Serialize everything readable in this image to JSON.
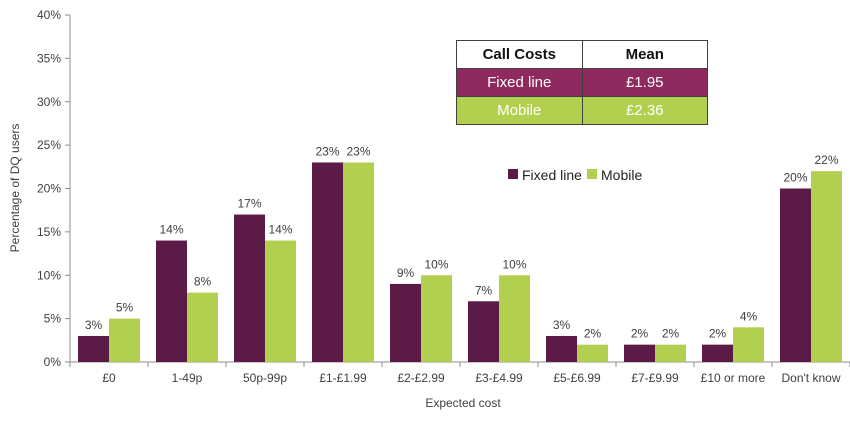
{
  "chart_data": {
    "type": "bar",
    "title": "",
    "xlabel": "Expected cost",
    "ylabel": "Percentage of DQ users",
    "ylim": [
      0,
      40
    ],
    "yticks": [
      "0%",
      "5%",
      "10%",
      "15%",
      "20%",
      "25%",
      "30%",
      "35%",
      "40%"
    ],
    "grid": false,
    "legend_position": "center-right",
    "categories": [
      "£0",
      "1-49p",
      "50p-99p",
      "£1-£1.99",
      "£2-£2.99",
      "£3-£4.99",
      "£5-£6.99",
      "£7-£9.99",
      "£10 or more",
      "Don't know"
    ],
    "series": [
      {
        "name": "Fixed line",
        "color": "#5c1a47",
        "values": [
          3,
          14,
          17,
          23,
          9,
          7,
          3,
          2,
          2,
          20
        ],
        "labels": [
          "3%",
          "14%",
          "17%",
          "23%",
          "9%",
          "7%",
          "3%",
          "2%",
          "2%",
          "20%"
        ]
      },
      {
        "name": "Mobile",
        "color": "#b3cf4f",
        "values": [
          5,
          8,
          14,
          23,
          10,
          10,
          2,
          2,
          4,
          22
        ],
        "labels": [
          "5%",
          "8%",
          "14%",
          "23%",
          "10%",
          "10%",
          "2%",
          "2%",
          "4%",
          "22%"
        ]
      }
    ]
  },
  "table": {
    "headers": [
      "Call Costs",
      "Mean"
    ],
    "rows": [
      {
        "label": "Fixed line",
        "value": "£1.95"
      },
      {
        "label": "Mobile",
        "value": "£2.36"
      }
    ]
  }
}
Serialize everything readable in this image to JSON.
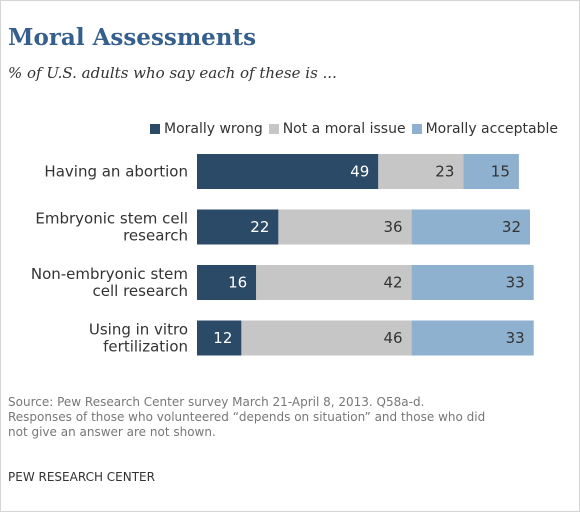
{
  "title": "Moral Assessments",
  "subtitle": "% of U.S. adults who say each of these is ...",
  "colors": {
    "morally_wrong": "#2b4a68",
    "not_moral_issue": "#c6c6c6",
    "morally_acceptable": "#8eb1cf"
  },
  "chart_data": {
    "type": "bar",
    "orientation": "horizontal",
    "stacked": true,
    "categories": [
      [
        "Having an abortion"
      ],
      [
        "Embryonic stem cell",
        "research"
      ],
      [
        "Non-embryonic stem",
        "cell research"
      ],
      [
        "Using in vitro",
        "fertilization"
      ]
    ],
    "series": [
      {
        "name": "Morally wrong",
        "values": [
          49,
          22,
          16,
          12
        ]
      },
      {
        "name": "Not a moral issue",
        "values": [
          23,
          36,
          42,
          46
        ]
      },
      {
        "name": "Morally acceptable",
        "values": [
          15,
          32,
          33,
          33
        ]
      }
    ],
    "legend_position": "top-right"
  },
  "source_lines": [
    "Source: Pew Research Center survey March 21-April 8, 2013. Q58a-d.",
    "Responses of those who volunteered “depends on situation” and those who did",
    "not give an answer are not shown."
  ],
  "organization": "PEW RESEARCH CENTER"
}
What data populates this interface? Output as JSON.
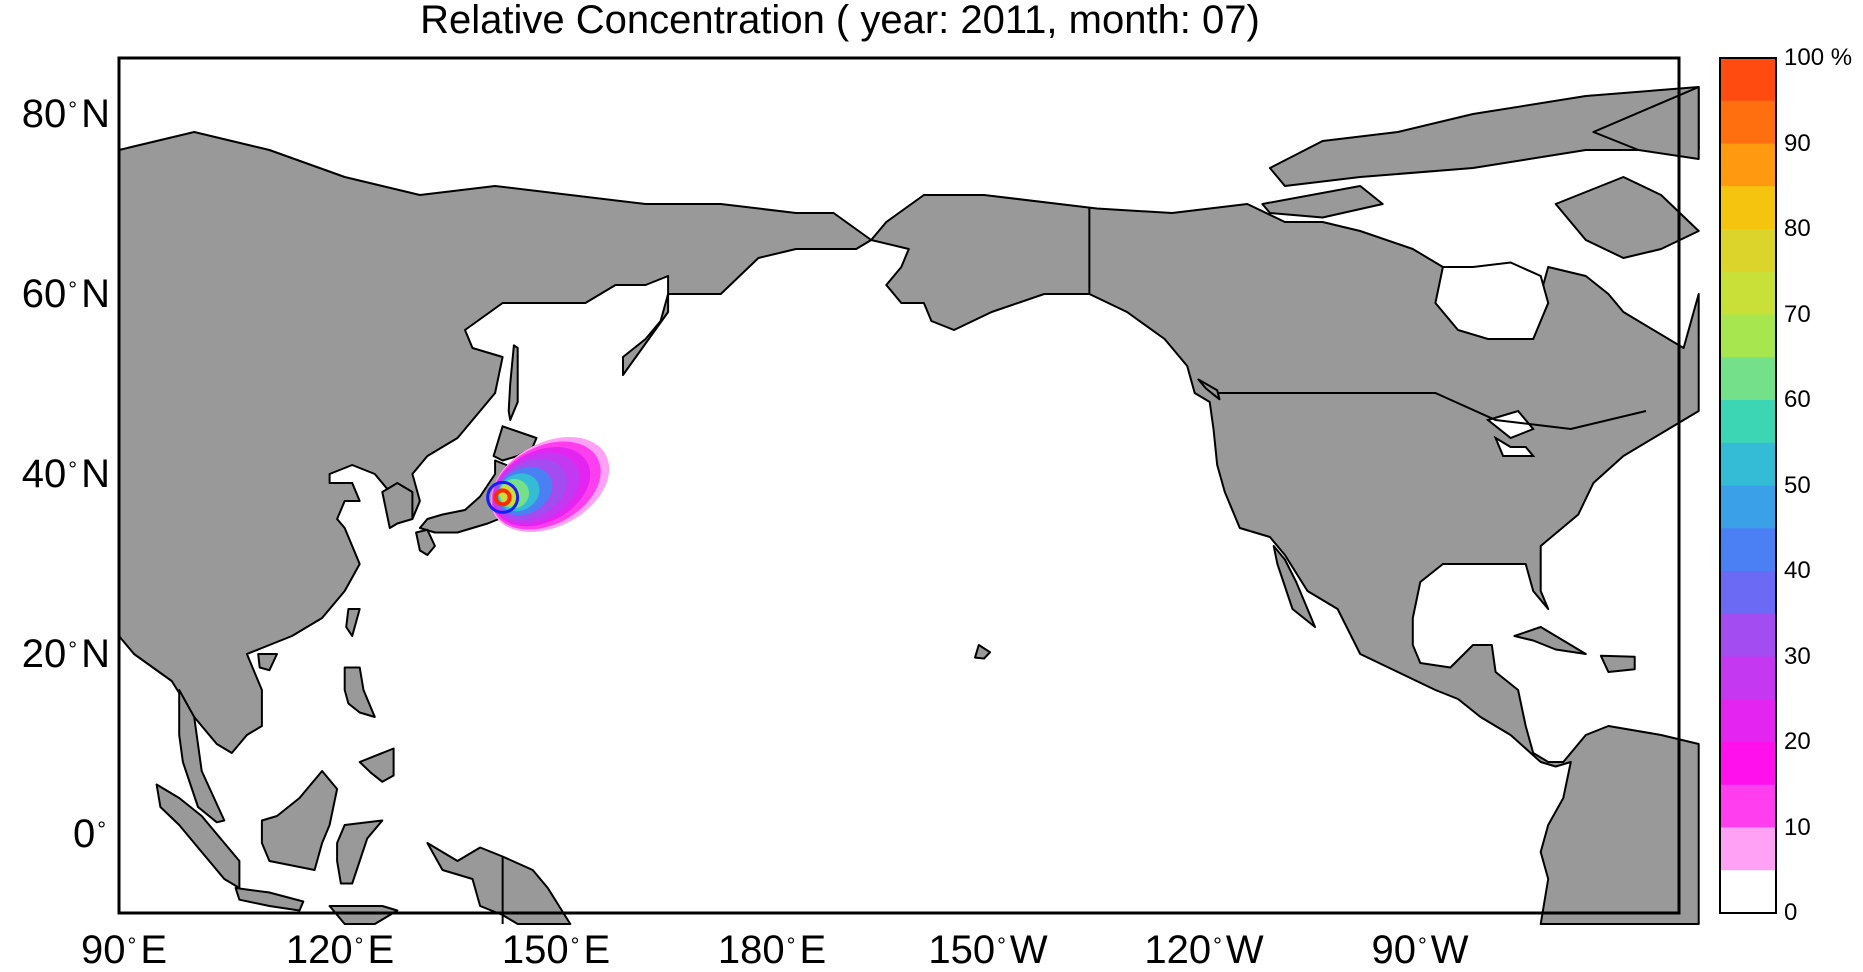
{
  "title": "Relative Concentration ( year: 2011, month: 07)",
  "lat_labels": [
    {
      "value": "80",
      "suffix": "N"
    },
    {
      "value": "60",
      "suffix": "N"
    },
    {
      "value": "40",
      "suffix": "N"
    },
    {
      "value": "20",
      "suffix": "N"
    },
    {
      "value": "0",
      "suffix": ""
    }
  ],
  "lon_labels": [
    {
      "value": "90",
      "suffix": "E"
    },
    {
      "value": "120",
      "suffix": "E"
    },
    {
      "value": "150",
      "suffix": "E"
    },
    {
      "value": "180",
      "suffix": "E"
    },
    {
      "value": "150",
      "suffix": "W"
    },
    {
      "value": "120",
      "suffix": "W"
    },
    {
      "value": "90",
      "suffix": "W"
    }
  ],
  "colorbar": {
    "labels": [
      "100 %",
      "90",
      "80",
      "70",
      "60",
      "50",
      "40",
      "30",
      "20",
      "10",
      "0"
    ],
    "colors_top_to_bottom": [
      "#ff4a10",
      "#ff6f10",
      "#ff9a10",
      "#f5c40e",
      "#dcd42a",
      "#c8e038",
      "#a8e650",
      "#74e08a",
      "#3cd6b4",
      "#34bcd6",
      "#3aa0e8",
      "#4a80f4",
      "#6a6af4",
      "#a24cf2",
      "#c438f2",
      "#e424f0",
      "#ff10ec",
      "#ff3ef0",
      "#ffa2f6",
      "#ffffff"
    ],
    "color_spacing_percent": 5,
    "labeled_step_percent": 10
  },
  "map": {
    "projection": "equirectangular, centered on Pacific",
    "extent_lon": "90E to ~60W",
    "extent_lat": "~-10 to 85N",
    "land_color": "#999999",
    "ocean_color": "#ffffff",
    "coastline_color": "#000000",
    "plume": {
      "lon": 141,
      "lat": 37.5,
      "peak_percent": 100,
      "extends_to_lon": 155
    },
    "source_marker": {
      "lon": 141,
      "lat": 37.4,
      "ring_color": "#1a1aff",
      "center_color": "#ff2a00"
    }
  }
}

**Work required**
In the records above, how many lines include the string "stem"? Answer with only the number.

**Response**
2